Element and region data:

——

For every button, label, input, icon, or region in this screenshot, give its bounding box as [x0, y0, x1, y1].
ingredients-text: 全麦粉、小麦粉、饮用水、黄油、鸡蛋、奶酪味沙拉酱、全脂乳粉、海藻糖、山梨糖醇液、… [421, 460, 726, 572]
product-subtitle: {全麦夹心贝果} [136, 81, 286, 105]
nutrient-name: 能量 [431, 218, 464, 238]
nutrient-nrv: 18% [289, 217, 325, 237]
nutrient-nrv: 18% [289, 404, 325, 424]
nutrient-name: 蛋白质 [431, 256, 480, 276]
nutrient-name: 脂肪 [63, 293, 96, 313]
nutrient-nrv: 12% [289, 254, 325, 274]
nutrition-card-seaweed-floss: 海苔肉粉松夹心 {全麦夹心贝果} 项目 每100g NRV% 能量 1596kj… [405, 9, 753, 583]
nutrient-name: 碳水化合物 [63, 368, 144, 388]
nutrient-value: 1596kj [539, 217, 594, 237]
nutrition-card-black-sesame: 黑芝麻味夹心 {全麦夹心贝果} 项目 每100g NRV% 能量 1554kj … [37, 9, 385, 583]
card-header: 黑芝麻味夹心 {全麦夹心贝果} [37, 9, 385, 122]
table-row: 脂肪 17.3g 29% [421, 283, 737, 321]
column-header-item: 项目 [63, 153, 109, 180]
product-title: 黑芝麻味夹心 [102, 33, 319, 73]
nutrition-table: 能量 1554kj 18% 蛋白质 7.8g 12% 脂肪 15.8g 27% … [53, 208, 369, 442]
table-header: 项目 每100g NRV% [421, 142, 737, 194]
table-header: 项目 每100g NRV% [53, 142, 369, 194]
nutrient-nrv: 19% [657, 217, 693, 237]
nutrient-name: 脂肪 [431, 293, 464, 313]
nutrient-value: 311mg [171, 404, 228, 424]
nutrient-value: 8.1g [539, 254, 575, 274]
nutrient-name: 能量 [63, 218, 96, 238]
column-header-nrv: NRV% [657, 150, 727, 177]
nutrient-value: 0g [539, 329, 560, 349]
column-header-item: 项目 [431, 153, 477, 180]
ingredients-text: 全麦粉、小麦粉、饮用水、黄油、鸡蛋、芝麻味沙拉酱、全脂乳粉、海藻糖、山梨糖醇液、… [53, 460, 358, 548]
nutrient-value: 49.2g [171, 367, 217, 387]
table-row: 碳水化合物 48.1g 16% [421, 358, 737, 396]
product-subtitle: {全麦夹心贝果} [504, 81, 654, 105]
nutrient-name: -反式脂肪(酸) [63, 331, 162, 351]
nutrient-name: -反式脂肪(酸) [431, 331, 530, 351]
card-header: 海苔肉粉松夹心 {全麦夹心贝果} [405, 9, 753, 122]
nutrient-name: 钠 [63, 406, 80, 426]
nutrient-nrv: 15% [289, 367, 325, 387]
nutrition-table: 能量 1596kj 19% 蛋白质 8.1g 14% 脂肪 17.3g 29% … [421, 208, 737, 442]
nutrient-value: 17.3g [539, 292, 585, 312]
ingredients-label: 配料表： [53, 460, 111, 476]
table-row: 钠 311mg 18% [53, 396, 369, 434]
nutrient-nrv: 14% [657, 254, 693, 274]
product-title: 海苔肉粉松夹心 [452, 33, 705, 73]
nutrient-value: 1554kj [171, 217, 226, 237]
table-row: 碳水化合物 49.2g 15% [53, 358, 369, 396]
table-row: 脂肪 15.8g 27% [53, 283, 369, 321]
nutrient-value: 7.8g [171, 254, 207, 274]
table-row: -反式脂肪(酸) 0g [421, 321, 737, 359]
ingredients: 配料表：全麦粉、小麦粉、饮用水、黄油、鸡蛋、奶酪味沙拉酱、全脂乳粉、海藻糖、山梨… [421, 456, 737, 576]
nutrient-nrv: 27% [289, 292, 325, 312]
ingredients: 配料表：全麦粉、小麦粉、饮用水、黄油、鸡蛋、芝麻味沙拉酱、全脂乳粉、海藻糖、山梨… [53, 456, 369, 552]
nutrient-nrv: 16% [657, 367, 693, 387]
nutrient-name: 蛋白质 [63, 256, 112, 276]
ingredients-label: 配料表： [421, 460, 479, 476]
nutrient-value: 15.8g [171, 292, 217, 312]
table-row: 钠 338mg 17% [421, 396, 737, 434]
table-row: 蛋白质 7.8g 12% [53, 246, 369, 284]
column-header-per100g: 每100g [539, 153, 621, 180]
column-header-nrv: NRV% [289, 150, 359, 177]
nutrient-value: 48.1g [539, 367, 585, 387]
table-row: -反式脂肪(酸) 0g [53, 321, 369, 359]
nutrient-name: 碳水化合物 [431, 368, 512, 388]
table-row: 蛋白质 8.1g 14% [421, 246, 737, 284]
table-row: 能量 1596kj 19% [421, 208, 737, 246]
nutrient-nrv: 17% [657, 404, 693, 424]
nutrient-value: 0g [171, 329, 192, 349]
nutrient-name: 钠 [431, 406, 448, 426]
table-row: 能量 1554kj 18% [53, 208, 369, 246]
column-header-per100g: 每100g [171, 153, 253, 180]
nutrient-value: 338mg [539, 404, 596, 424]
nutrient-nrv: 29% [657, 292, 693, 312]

——

Written exercise:
Rewrite the records as a JSON list of strings with one string per line, from the first line of the records up to and including the line that contains "table-row: 脂肪 17.3g 29% [421, 283, 737, 321]". Leave out blank lines.

Solution for this task:
[
  "For every button, label, input, icon, or region in this screenshot, give its bounding box as [x0, y0, x1, y1].",
  "ingredients-text: 全麦粉、小麦粉、饮用水、黄油、鸡蛋、奶酪味沙拉酱、全脂乳粉、海藻糖、山梨糖醇液、… [421, 460, 726, 572]",
  "product-subtitle: {全麦夹心贝果} [136, 81, 286, 105]",
  "nutrient-name: 能量 [431, 218, 464, 238]",
  "nutrient-nrv: 18% [289, 217, 325, 237]",
  "nutrient-nrv: 18% [289, 404, 325, 424]",
  "nutrient-name: 蛋白质 [431, 256, 480, 276]",
  "nutrient-name: 脂肪 [63, 293, 96, 313]",
  "nutrient-nrv: 12% [289, 254, 325, 274]",
  "nutrition-card-seaweed-floss: 海苔肉粉松夹心 {全麦夹心贝果} 项目 每100g NRV% 能量 1596kj… [405, 9, 753, 583]",
  "nutrient-name: 碳水化合物 [63, 368, 144, 388]",
  "nutrient-value: 1596kj [539, 217, 594, 237]",
  "nutrition-card-black-sesame: 黑芝麻味夹心 {全麦夹心贝果} 项目 每100g NRV% 能量 1554kj … [37, 9, 385, 583]",
  "card-header: 黑芝麻味夹心 {全麦夹心贝果} [37, 9, 385, 122]",
  "table-row: 脂肪 17.3g 29% [421, 283, 737, 321]"
]